--- RECORDED INFORMATION ---

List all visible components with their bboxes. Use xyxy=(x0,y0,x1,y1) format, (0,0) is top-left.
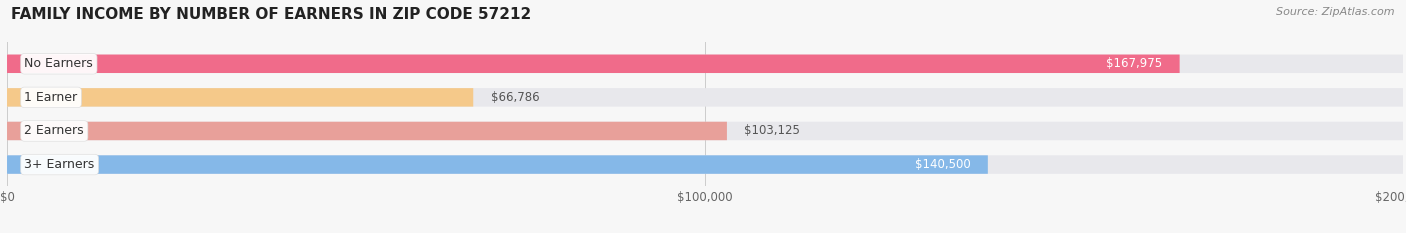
FancyBboxPatch shape xyxy=(7,88,474,107)
Text: $140,500: $140,500 xyxy=(915,158,970,171)
Text: $103,125: $103,125 xyxy=(744,124,800,137)
FancyBboxPatch shape xyxy=(7,155,1403,174)
Text: Source: ZipAtlas.com: Source: ZipAtlas.com xyxy=(1277,7,1395,17)
Text: FAMILY INCOME BY NUMBER OF EARNERS IN ZIP CODE 57212: FAMILY INCOME BY NUMBER OF EARNERS IN ZI… xyxy=(11,7,531,22)
FancyBboxPatch shape xyxy=(7,122,1403,140)
Text: 2 Earners: 2 Earners xyxy=(24,124,84,137)
FancyBboxPatch shape xyxy=(7,55,1180,73)
Text: $167,975: $167,975 xyxy=(1107,57,1163,70)
Text: $66,786: $66,786 xyxy=(491,91,540,104)
FancyBboxPatch shape xyxy=(7,55,1403,73)
Text: 3+ Earners: 3+ Earners xyxy=(24,158,94,171)
Text: No Earners: No Earners xyxy=(24,57,93,70)
FancyBboxPatch shape xyxy=(7,88,1403,107)
FancyBboxPatch shape xyxy=(7,122,727,140)
FancyBboxPatch shape xyxy=(7,155,988,174)
Text: 1 Earner: 1 Earner xyxy=(24,91,77,104)
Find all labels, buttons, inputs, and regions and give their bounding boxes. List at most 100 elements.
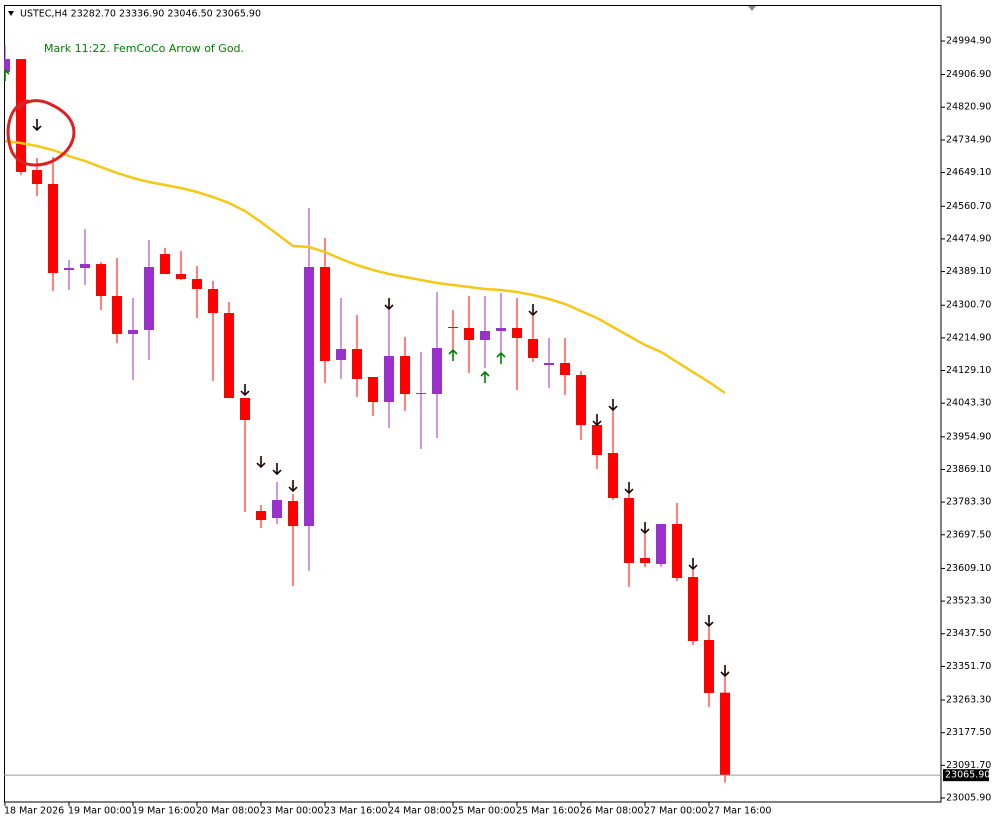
price-tag bbox=[943, 769, 989, 782]
y-tick-label: 23609.10 bbox=[946, 563, 991, 574]
y-tick-label: 24649.10 bbox=[946, 167, 991, 178]
candle-body bbox=[400, 355, 410, 395]
candle-body bbox=[608, 453, 618, 499]
candle-body bbox=[448, 326, 458, 329]
x-tick-label: 25 Mar 16:00 bbox=[516, 806, 579, 817]
plot-area bbox=[4, 45, 730, 783]
candle-body bbox=[224, 313, 234, 399]
candle-body bbox=[704, 639, 714, 693]
candle-body bbox=[528, 338, 538, 359]
chart-header: USTEC,H4 23282.70 23336.90 23046.50 2306… bbox=[20, 9, 261, 20]
candle-body bbox=[368, 376, 378, 403]
candle-body bbox=[304, 267, 314, 527]
candle-body bbox=[720, 692, 730, 776]
down-arrow bbox=[528, 304, 538, 317]
y-tick-label: 23783.30 bbox=[946, 497, 991, 508]
x-tick-label: 27 Mar 16:00 bbox=[708, 806, 771, 817]
down-arrow bbox=[592, 414, 602, 427]
scroll-marker bbox=[748, 6, 756, 11]
y-tick-label: 23005.90 bbox=[946, 793, 991, 804]
candle-body bbox=[512, 328, 522, 338]
down-arrow bbox=[704, 615, 714, 628]
x-tick-label: 25 Mar 00:00 bbox=[452, 806, 515, 817]
annotation: Mark 11:22. FemCoCo Arrow of God. bbox=[44, 42, 244, 55]
x-tick-label: 23 Mar 00:00 bbox=[260, 806, 323, 817]
candle-body bbox=[16, 59, 26, 173]
y-tick-label: 24129.10 bbox=[946, 365, 991, 376]
candle-body bbox=[208, 289, 218, 314]
down-arrow bbox=[384, 298, 394, 311]
candle-body bbox=[288, 500, 298, 527]
y-tick-label: 23697.50 bbox=[946, 529, 991, 540]
candle-body bbox=[128, 329, 138, 334]
y-tick-label: 24560.70 bbox=[946, 201, 991, 212]
y-tick-label: 23523.30 bbox=[946, 596, 991, 607]
candle-body bbox=[624, 498, 634, 564]
down-arrow bbox=[640, 522, 650, 535]
down-arrow bbox=[720, 665, 730, 678]
x-tick-label: 23 Mar 16:00 bbox=[324, 806, 387, 817]
price-tag-label: 23065.90 bbox=[945, 770, 990, 781]
y-tick-label: 24043.30 bbox=[946, 398, 991, 409]
x-tick-label: 26 Mar 08:00 bbox=[580, 806, 643, 817]
y-tick-label: 24474.90 bbox=[946, 233, 991, 244]
candle-body bbox=[576, 375, 586, 426]
y-tick-label: 24300.70 bbox=[946, 300, 991, 311]
y-tick-label: 24820.90 bbox=[946, 102, 991, 113]
down-arrow bbox=[240, 384, 250, 397]
y-tick-label: 24734.90 bbox=[946, 134, 991, 145]
candle-body bbox=[4, 59, 10, 73]
candle-body bbox=[480, 330, 490, 341]
y-tick-label: 23954.90 bbox=[946, 431, 991, 442]
up-arrow bbox=[4, 68, 10, 82]
candle-body bbox=[656, 524, 666, 565]
x-tick-label: 18 Mar 2026 bbox=[4, 806, 64, 817]
candle-body bbox=[32, 170, 42, 185]
y-tick-label: 23351.70 bbox=[946, 661, 991, 672]
candle-body bbox=[112, 296, 122, 334]
down-arrow bbox=[256, 456, 266, 469]
candle-body bbox=[240, 398, 250, 421]
candle-body bbox=[64, 268, 74, 271]
candle-body bbox=[80, 264, 90, 269]
candle-body bbox=[496, 328, 506, 331]
down-arrow bbox=[288, 480, 298, 493]
candle-body bbox=[192, 279, 202, 290]
y-tick-label: 24906.90 bbox=[946, 69, 991, 80]
candle-body bbox=[144, 267, 154, 330]
down-arrow bbox=[688, 558, 698, 571]
y-tick-label: 24389.10 bbox=[946, 266, 991, 277]
x-tick-label: 20 Mar 08:00 bbox=[196, 806, 259, 817]
candle-body bbox=[464, 328, 474, 341]
y-tick-label: 23869.10 bbox=[946, 464, 991, 475]
candle-body bbox=[592, 425, 602, 456]
down-arrow bbox=[272, 463, 282, 476]
candle-body bbox=[160, 254, 170, 275]
down-arrow bbox=[624, 482, 634, 495]
candle-body bbox=[688, 577, 698, 642]
candle-body bbox=[416, 393, 426, 395]
candle-body bbox=[672, 524, 682, 579]
x-tick-label: 19 Mar 16:00 bbox=[132, 806, 195, 817]
candle-body bbox=[560, 362, 570, 376]
candle-body bbox=[96, 264, 106, 297]
x-tick-label: 19 Mar 00:00 bbox=[68, 806, 131, 817]
plot-border bbox=[4, 5, 942, 803]
y-tick-label: 23091.70 bbox=[946, 760, 991, 771]
candle-body bbox=[48, 184, 58, 274]
candle-body bbox=[432, 347, 442, 395]
menu-triangle[interactable] bbox=[8, 11, 14, 16]
x-tick-label: 24 Mar 08:00 bbox=[388, 806, 451, 817]
candle-body bbox=[256, 511, 266, 521]
candle-body bbox=[176, 274, 186, 280]
up-arrow bbox=[480, 370, 490, 383]
candle-body bbox=[320, 267, 330, 362]
candle-body bbox=[336, 348, 346, 360]
candle-body bbox=[272, 500, 282, 519]
up-arrow bbox=[496, 351, 506, 365]
y-tick-label: 23177.50 bbox=[946, 727, 991, 738]
down-arrow bbox=[32, 119, 42, 132]
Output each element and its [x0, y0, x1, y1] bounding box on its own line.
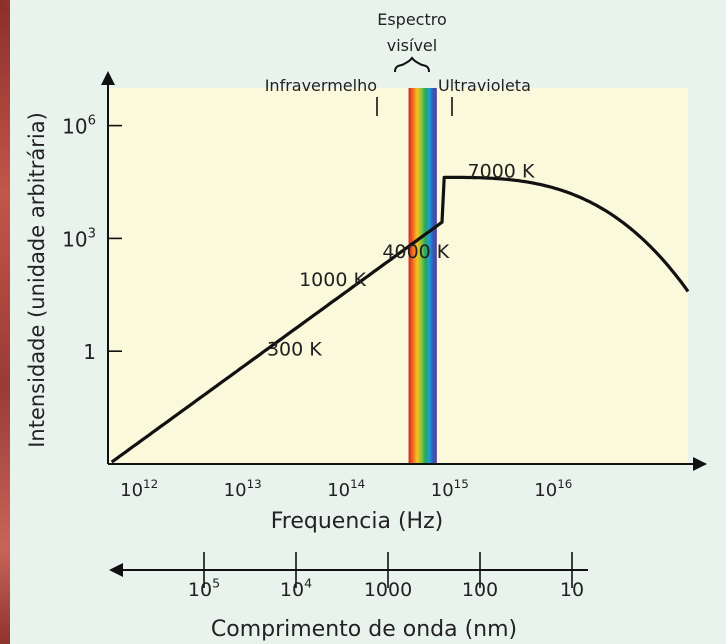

---

• [GIVEN EXERCISE] Count how many lines of the records contain the string "their", treating case as significant. Give only the number.

• [SOLUTION BELOW] 2